*Exercise requirements:*
Quote the listing below in its entirety.

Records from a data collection
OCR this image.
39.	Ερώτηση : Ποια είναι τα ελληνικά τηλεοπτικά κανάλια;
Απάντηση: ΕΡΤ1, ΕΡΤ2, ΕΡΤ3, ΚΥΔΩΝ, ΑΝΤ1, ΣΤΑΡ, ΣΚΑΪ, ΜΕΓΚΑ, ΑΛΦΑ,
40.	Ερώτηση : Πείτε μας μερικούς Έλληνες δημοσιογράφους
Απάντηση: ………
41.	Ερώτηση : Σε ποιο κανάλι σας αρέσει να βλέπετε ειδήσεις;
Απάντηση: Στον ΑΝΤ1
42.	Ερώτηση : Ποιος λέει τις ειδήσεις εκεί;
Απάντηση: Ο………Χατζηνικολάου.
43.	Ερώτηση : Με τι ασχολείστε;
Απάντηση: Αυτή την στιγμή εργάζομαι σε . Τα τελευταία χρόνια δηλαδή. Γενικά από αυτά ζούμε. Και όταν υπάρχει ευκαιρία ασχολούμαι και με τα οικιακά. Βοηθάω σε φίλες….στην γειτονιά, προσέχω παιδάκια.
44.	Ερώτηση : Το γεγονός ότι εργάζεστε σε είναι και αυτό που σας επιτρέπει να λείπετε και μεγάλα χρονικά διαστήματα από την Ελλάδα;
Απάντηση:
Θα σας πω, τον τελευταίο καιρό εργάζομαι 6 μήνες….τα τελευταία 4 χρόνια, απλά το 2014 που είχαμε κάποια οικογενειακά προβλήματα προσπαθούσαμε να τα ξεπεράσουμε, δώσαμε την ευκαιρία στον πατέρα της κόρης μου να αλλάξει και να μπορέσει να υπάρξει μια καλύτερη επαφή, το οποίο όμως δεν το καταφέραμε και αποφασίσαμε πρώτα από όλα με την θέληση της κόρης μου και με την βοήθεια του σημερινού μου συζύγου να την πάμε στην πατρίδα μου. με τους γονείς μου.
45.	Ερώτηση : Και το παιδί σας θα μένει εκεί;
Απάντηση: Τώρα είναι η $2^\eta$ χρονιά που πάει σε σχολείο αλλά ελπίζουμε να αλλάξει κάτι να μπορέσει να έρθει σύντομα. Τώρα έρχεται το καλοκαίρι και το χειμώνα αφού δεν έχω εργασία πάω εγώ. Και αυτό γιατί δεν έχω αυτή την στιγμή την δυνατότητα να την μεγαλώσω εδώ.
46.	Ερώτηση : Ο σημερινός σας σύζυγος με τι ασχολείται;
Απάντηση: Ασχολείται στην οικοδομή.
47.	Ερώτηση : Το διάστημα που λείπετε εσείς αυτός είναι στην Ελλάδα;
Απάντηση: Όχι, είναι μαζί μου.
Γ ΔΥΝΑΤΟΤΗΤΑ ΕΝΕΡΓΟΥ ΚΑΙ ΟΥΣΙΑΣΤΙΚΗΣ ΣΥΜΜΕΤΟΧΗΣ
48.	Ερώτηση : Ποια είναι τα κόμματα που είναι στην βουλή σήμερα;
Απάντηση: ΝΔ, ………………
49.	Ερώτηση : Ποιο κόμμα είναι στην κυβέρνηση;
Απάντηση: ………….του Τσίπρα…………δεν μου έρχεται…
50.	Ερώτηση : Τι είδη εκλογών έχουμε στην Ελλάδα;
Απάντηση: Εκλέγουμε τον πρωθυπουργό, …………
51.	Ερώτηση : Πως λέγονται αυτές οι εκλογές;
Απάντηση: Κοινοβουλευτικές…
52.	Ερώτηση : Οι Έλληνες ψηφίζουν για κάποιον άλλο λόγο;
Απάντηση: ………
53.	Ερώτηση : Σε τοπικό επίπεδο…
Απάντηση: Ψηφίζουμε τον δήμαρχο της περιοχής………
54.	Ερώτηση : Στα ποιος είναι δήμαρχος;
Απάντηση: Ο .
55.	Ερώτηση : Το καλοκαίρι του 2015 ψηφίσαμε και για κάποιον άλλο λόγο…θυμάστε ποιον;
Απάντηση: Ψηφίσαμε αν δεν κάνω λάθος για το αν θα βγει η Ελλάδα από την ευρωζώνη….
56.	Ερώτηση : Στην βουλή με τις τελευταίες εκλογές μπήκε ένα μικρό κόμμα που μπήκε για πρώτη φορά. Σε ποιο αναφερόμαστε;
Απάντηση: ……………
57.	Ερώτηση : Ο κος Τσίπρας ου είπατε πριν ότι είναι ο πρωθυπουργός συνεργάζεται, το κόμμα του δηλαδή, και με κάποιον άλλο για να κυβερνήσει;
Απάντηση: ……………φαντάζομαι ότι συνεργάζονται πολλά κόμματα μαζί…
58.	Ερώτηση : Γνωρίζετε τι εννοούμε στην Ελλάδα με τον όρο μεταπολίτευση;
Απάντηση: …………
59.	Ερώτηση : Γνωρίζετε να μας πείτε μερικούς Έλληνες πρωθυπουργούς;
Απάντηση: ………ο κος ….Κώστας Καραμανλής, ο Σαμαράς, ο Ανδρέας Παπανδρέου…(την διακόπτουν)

*Completed exercise:*
OCR this image.
39.	Ερώτηση : Ποια είναι τα ελληνικά τηλεοπτικά κανάλια;
Απάντηση: ΕΡΤ1, ΕΡΤ2, ΕΡΤ3, ΚΥΔΩΝ, ΑΝΤ1, ΣΤΑΡ, ΣΚΑΪ, ΜΕΓΚΑ, ΑΛΦΑ,
40.	Ερώτηση : Πείτε μας μερικούς Έλληνες δημοσιογράφους
Απάντηση: ………
41.	Ερώτηση : Σε ποιο κανάλι σας αρέσει να βλέπετε ειδήσεις;
Απάντηση: Στον ΑΝΤ1
42.	Ερώτηση : Ποιος λέει τις ειδήσεις εκεί;
Απάντηση: Ο………Χατζηνικολάου.
43.	Ερώτηση : Με τι ασχολείστε;
Απάντηση: Αυτή την στιγμή εργάζομαι σε . Τα τελευταία χρόνια δηλαδή. Γενικά από αυτά ζούμε. Και όταν υπάρχει ευκαιρία ασχολούμαι και με τα οικιακά. Βοηθάω σε φίλες….στην γειτονιά, προσέχω παιδάκια.
44.	Ερώτηση : Το γεγονός ότι εργάζεστε σε είναι και αυτό που σας επιτρέπει να λείπετε και μεγάλα χρονικά διαστήματα από την Ελλάδα;
Απάντηση:
Θα σας πω, τον τελευταίο καιρό εργάζομαι 6 μήνες….τα τελευταία 4 χρόνια, απλά το 2014 που είχαμε κάποια οικογενειακά προβλήματα προσπαθούσαμε να τα ξεπεράσουμε, δώσαμε την ευκαιρία στον πατέρα της κόρης μου να αλλάξει και να μπορέσει να υπάρξει μια καλύτερη επαφή, το οποίο όμως δεν το καταφέραμε και αποφασίσαμε πρώτα από όλα με την θέληση της κόρης μου και με την βοήθεια του σημερινού μου συζύγου να την πάμε στην πατρίδα μου. με τους γονείς μου.
45.	Ερώτηση : Και το παιδί σας θα μένει εκεί;
Απάντηση: Τώρα είναι η $2^\eta$ χρονιά που πάει σε σχολείο αλλά ελπίζουμε να αλλάξει κάτι να μπορέσει να έρθει σύντομα. Τώρα έρχεται το καλοκαίρι και το χειμώνα αφού δεν έχω εργασία πάω εγώ. Και αυτό γιατί δεν έχω αυτή την στιγμή την δυνατότητα να την μεγαλώσω εδώ.
46.	Ερώτηση : Ο σημερινός σας σύζυγος με τι ασχολείται;
Απάντηση: Ασχολείται στην οικοδομή.
47.	Ερώτηση : Το διάστημα που λείπετε εσείς αυτός είναι στην Ελλάδα;
Απάντηση: Όχι, είναι μαζί μου.
Γ ΔΥΝΑΤΟΤΗΤΑ ΕΝΕΡΓΟΥ ΚΑΙ ΟΥΣΙΑΣΤΙΚΗΣ ΣΥΜΜΕΤΟΧΗΣ
48.	Ερώτηση : Ποια είναι τα κόμματα που είναι στην βουλή σήμερα;
Απάντηση: ΝΔ, ………………
49.	Ερώτηση : Ποιο κόμμα είναι στην κυβέρνηση;
Απάντηση: ………….του Τσίπρα…………δεν μου έρχεται…
50.	Ερώτηση : Τι είδη εκλογών έχουμε στην Ελλάδα;
Απάντηση: Εκλέγουμε τον πρωθυπουργό, …………
51.	Ερώτηση : Πως λέγονται αυτές οι εκλογές;
Απάντηση: Κοινοβουλευτικές…
52.	Ερώτηση : Οι Έλληνες ψηφίζουν για κάποιον άλλο λόγο;
Απάντηση: ………
53.	Ερώτηση : Σε τοπικό επίπεδο…
Απάντηση: Ψηφίζουμε τον δήμαρχο της περιοχής………
54.	Ερώτηση : Στα ποιος είναι δήμαρχος;
Απάντηση: Ο .
55.	Ερώτηση : Το καλοκαίρι του 2015 ψηφίσαμε και για κάποιον άλλο λόγο…θυμάστε ποιον;
Απάντηση: Ψηφίσαμε αν δεν κάνω λάθος για το αν θα βγει η Ελλάδα από την ευρωζώνη….
56.	Ερώτηση : Στην βουλή με τις τελευταίες εκλογές μπήκε ένα μικρό κόμμα που μπήκε για πρώτη φορά. Σε ποιο αναφερόμαστε;
Απάντηση: ……………
57.	Ερώτηση : Ο κος Τσίπρας ου είπατε πριν ότι είναι ο πρωθυπουργός συνεργάζεται, το κόμμα του δηλαδή, και με κάποιον άλλο για να κυβερνήσει;
Απάντηση: ……………φαντάζομαι ότι συνεργάζονται πολλά κόμματα μαζί…
58.	Ερώτηση : Γνωρίζετε τι εννοούμε στην Ελλάδα με τον όρο μεταπολίτευση;
Απάντηση: …………
59.	Ερώτηση : Γνωρίζετε να μας πείτε μερικούς Έλληνες πρωθυπουργούς;
Απάντηση: ………ο κος ….Κώστας Καραμανλής, ο Σαμαράς, ο Ανδρέας Παπανδρέου…(την διακόπτουν)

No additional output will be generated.